- **SOURCE DATA**
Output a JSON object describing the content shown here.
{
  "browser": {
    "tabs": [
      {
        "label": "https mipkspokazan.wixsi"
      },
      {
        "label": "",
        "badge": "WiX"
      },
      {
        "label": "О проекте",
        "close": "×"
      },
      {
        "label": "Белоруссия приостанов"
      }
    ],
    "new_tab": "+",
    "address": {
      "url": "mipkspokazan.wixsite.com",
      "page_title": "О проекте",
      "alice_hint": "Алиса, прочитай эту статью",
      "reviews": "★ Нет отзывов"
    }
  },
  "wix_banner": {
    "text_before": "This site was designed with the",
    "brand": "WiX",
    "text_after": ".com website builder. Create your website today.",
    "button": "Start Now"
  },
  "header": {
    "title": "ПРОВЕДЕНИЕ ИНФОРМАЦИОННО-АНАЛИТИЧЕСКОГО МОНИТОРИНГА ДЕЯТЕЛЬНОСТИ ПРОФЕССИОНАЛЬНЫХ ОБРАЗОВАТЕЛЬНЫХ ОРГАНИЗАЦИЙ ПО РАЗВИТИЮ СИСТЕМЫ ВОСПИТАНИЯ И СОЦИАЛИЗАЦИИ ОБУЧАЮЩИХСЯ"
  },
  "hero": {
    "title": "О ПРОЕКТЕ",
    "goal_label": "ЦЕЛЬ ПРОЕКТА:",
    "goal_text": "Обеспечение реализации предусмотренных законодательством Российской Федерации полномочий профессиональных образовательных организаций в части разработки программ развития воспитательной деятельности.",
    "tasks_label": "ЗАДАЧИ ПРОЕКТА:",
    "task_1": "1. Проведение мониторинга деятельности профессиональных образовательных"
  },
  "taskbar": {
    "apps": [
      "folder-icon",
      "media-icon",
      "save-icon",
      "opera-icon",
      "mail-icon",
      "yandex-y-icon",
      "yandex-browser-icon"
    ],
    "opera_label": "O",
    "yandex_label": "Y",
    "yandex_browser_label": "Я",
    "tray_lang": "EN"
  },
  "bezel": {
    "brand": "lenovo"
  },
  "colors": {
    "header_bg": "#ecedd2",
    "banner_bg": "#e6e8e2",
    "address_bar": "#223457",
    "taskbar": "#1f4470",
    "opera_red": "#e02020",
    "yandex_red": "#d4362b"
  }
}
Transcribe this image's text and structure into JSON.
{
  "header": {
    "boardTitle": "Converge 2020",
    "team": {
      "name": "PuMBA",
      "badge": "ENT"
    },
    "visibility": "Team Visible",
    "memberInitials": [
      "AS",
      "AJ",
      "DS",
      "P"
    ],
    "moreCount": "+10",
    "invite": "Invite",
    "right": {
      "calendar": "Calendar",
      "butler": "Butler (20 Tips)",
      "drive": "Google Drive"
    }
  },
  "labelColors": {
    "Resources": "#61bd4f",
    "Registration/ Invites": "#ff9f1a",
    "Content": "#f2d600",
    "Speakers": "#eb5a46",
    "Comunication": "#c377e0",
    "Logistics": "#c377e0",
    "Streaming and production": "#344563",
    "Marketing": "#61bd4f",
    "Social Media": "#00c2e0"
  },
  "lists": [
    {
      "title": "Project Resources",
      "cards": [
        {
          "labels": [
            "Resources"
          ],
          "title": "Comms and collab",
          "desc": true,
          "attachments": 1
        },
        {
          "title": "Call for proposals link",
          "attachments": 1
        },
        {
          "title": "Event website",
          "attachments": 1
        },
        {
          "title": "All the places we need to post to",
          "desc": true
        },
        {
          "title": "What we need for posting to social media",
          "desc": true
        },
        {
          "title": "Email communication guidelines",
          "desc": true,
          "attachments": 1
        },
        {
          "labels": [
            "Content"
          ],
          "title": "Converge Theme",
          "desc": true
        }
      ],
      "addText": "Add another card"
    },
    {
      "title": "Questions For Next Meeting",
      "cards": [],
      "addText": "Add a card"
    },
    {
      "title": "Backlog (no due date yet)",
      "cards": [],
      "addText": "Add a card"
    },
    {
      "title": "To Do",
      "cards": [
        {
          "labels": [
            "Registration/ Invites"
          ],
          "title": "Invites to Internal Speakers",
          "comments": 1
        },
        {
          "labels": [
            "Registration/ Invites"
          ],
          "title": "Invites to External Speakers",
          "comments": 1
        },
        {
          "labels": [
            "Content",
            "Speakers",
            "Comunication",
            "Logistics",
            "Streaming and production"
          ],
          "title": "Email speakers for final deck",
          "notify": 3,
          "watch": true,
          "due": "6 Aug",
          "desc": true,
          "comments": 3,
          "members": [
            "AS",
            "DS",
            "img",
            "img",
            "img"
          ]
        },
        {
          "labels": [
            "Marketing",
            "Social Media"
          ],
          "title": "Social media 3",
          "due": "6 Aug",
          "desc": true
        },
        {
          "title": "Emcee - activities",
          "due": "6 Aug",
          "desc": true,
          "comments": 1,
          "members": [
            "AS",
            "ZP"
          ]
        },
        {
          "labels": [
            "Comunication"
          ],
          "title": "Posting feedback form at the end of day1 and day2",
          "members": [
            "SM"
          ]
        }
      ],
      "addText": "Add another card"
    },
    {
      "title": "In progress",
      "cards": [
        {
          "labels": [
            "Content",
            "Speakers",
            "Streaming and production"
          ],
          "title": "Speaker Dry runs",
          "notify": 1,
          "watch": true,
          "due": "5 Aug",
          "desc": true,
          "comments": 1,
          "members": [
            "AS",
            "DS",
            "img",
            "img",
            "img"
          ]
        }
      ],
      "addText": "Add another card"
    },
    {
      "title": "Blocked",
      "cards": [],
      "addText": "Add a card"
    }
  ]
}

- **EXERCISE PROMPT**
In the records shown above, how many lines include the word "website"? Answer with the number only.

- **EXERCISE OUTPUT**
2